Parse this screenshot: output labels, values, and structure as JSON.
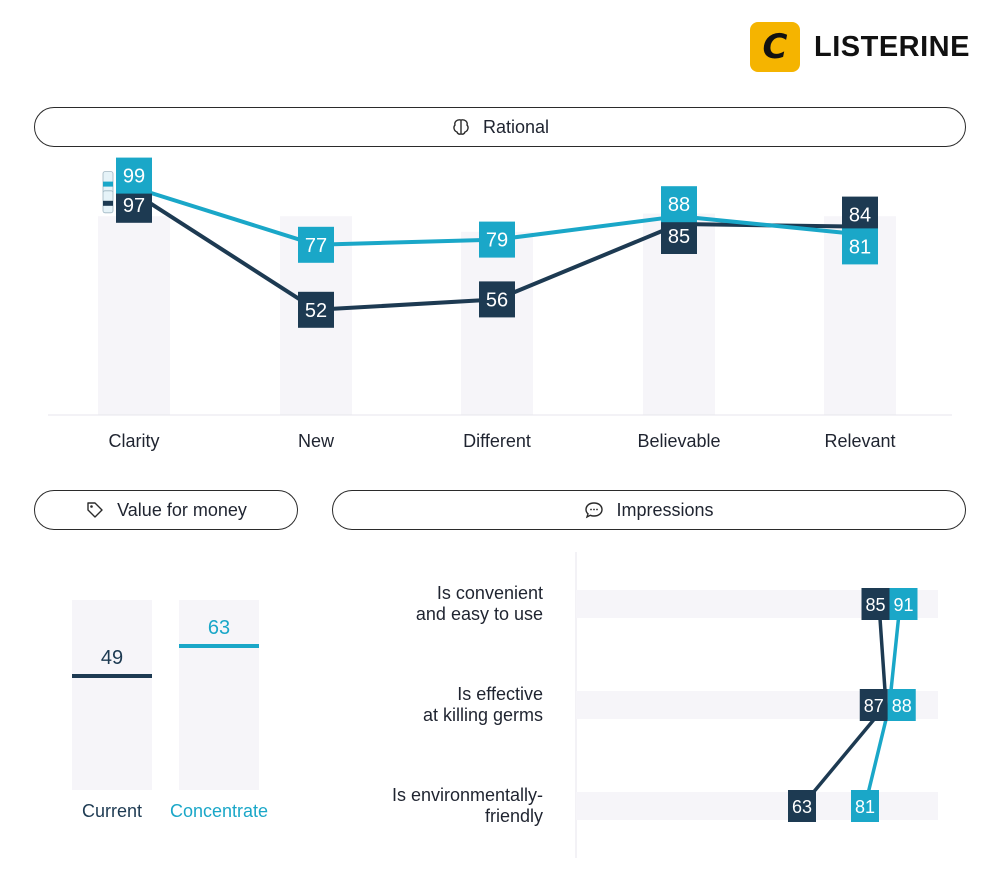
{
  "brand": {
    "logo_letter": "C",
    "name": "LISTERINE",
    "accent": "#f5b400"
  },
  "colors": {
    "current": "#1d3a52",
    "concentrate": "#1aa7c8",
    "bar_bg": "#f6f5f9"
  },
  "sections": {
    "rational": {
      "title": "Rational",
      "icon": "brain-icon"
    },
    "value": {
      "title": "Value for money",
      "icon": "tag-icon"
    },
    "impressions": {
      "title": "Impressions",
      "icon": "speech-bubble-icon"
    }
  },
  "chart_data": [
    {
      "type": "line",
      "title": "Rational",
      "categories": [
        "Clarity",
        "New",
        "Different",
        "Believable",
        "Relevant"
      ],
      "series": [
        {
          "values": [
            97,
            52,
            56,
            85,
            84
          ],
          "color": "#1d3a52"
        },
        {
          "values": [
            99,
            77,
            79,
            88,
            81
          ],
          "color": "#1aa7c8"
        }
      ],
      "background_bar_values": [
        88,
        88,
        82,
        89,
        88
      ],
      "ylim": [
        0,
        100
      ]
    },
    {
      "type": "bar",
      "title": "Value for money",
      "categories": [
        "Current",
        "Concentrate"
      ],
      "values": [
        49,
        63
      ],
      "ylim": [
        0,
        100
      ]
    },
    {
      "type": "line",
      "title": "Impressions",
      "orientation": "horizontal",
      "categories": [
        "Is convenient\nand easy to use",
        "Is effective\nat killing germs",
        "Is environmentally-\nfriendly"
      ],
      "series": [
        {
          "values": [
            85,
            87,
            63
          ],
          "color": "#1d3a52"
        },
        {
          "values": [
            91,
            88,
            81
          ],
          "color": "#1aa7c8"
        }
      ],
      "xlim": [
        0,
        100
      ]
    }
  ]
}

## DO THIS:
Pick out the lines containing the word "icon" and show them.

## RESPONSE TO THIS TASK:
      "icon": "brain-icon"
      "icon": "tag-icon"
      "icon": "speech-bubble-icon"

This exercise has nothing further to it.